PROBLEM STATEMENT »
Report how many lines of the following entries include the string "XCIV"; respond with the number alone.

Records from a data source:
·····
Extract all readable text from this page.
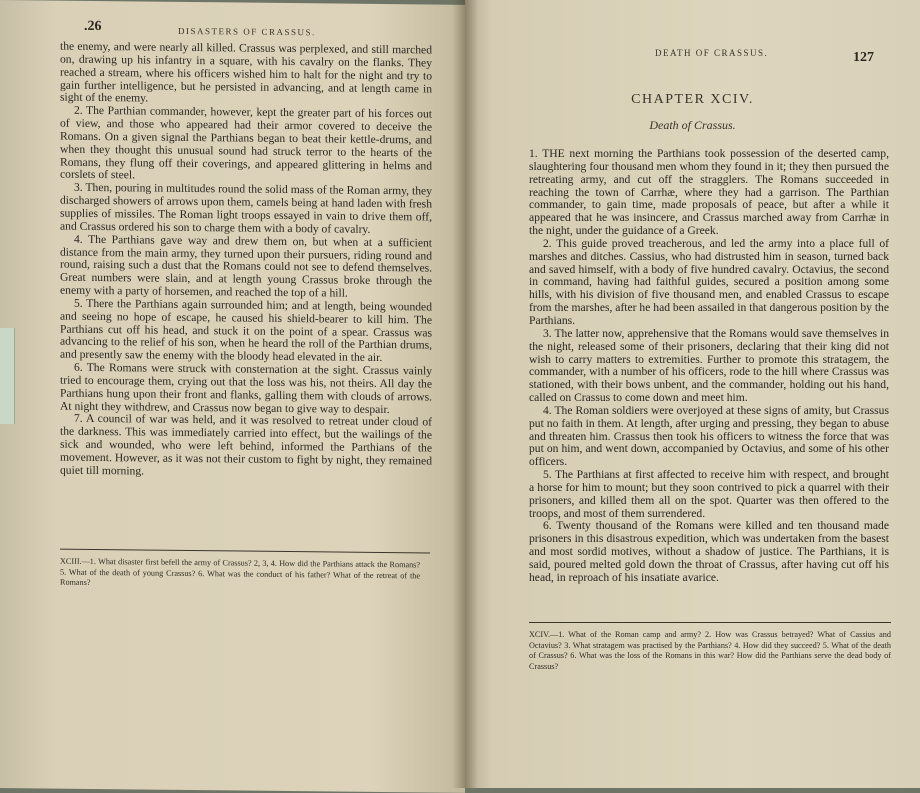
.26	DISASTERS OF CRASSUS.

the enemy, and were nearly all killed. Crassus was perplexed, and still marched on, drawing up his infantry in a square, with his cavalry on the flanks. They reached a stream, where his officers wished him to halt for the night and try to gain further intelligence, but he persisted in advancing, and at length came in sight of the enemy.

2. The Parthian commander, however, kept the greater part of his forces out of view, and those who appeared had their armor covered to deceive the Romans. On a given signal the Parthians began to beat their kettle-drums, and when they thought this unusual sound had struck terror to the hearts of the Romans, they flung off their coverings, and appeared glittering in helms and corslets of steel.

3. Then, pouring in multitudes round the solid mass of the Roman army, they discharged showers of arrows upon them, camels being at hand laden with fresh supplies of missiles. The Roman light troops essayed in vain to drive them off, and Crassus ordered his son to charge them with a body of cavalry.

4. The Parthians gave way and drew them on, but when at a sufficient distance from the main army, they turned upon their pursuers, riding round and round, raising such a dust that the Romans could not see to defend themselves. Great numbers were slain, and at length young Crassus broke through the enemy with a party of horsemen, and reached the top of a hill.

5. There the Parthians again surrounded him; and at length, being wounded and seeing no hope of escape, he caused his shield-bearer to kill him. The Parthians cut off his head, and stuck it on the point of a spear. Crassus was advancing to the relief of his son, when he heard the roll of the Parthian drums, and presently saw the enemy with the bloody head elevated in the air.

6. The Romans were struck with consternation at the sight. Crassus vainly tried to encourage them, crying out that the loss was his, not theirs. All day the Parthians hung upon their front and flanks, galling them with clouds of arrows. At night they withdrew, and Crassus now began to give way to despair.

7. A council of war was held, and it was resolved to retreat under cloud of the darkness. This was immediately carried into effect, but the wailings of the sick and wounded, who were left behind, informed the Parthians of the movement. However, as it was not their custom to fight by night, they remained quiet till morning.

XCIII.—1. What disaster first befell the army of Crassus? 2, 3, 4. How did the Parthians attack the Romans? 5. What of the death of young Crassus? 6. What was the conduct of his father? What of the retreat of the Romans?
DEATH OF CRASSUS.	127
CHAPTER XCIV.
Death of Crassus.

1. THE next morning the Parthians took possession of the deserted camp, slaughtering four thousand men whom they found in it; they then pursued the retreating army, and cut off the stragglers. The Romans succeeded in reaching the town of Carrhæ, where they had a garrison. The Parthian commander, to gain time, made proposals of peace, but after a while it appeared that he was insincere, and Crassus marched away from Carrhæ in the night, under the guidance of a Greek.

2. This guide proved treacherous, and led the army into a place full of marshes and ditches. Cassius, who had distrusted him in season, turned back and saved himself, with a body of five hundred cavalry. Octavius, the second in command, having had faithful guides, secured a position among some hills, with his division of five thousand men, and enabled Crassus to escape from the marshes, after he had been assailed in that dangerous position by the Parthians.

3. The latter now, apprehensive that the Romans would save themselves in the night, released some of their prisoners, declaring that their king did not wish to carry matters to extremities. Further to promote this stratagem, the commander, with a number of his officers, rode to the hill where Crassus was stationed, with their bows unbent, and the commander, holding out his hand, called on Crassus to come down and meet him.

4. The Roman soldiers were overjoyed at these signs of amity, but Crassus put no faith in them. At length, after urging and pressing, they began to abuse and threaten him. Crassus then took his officers to witness the force that was put on him, and went down, accompanied by Octavius, and some of his other officers.

5. The Parthians at first affected to receive him with respect, and brought a horse for him to mount; but they soon contrived to pick a quarrel with their prisoners, and killed them all on the spot. Quarter was then offered to the troops, and most of them surrendered.

6. Twenty thousand of the Romans were killed and ten thousand made prisoners in this disastrous expedition, which was undertaken from the basest and most sordid motives, without a shadow of justice. The Parthians, it is said, poured melted gold down the throat of Crassus, after having cut off his head, in reproach of his insatiate avarice.

XCIV.—1. What of the Roman camp and army? 2. How was Crassus betrayed? What of Cassius and Octavius? 3. What stratagem was practised by the Parthians? 4. How did they succeed? 5. What of the death of Crassus? 6. What was the loss of the Romans in this war? How did the Parthians serve the dead body of Crassus?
·····
FULL OUTPUT »
2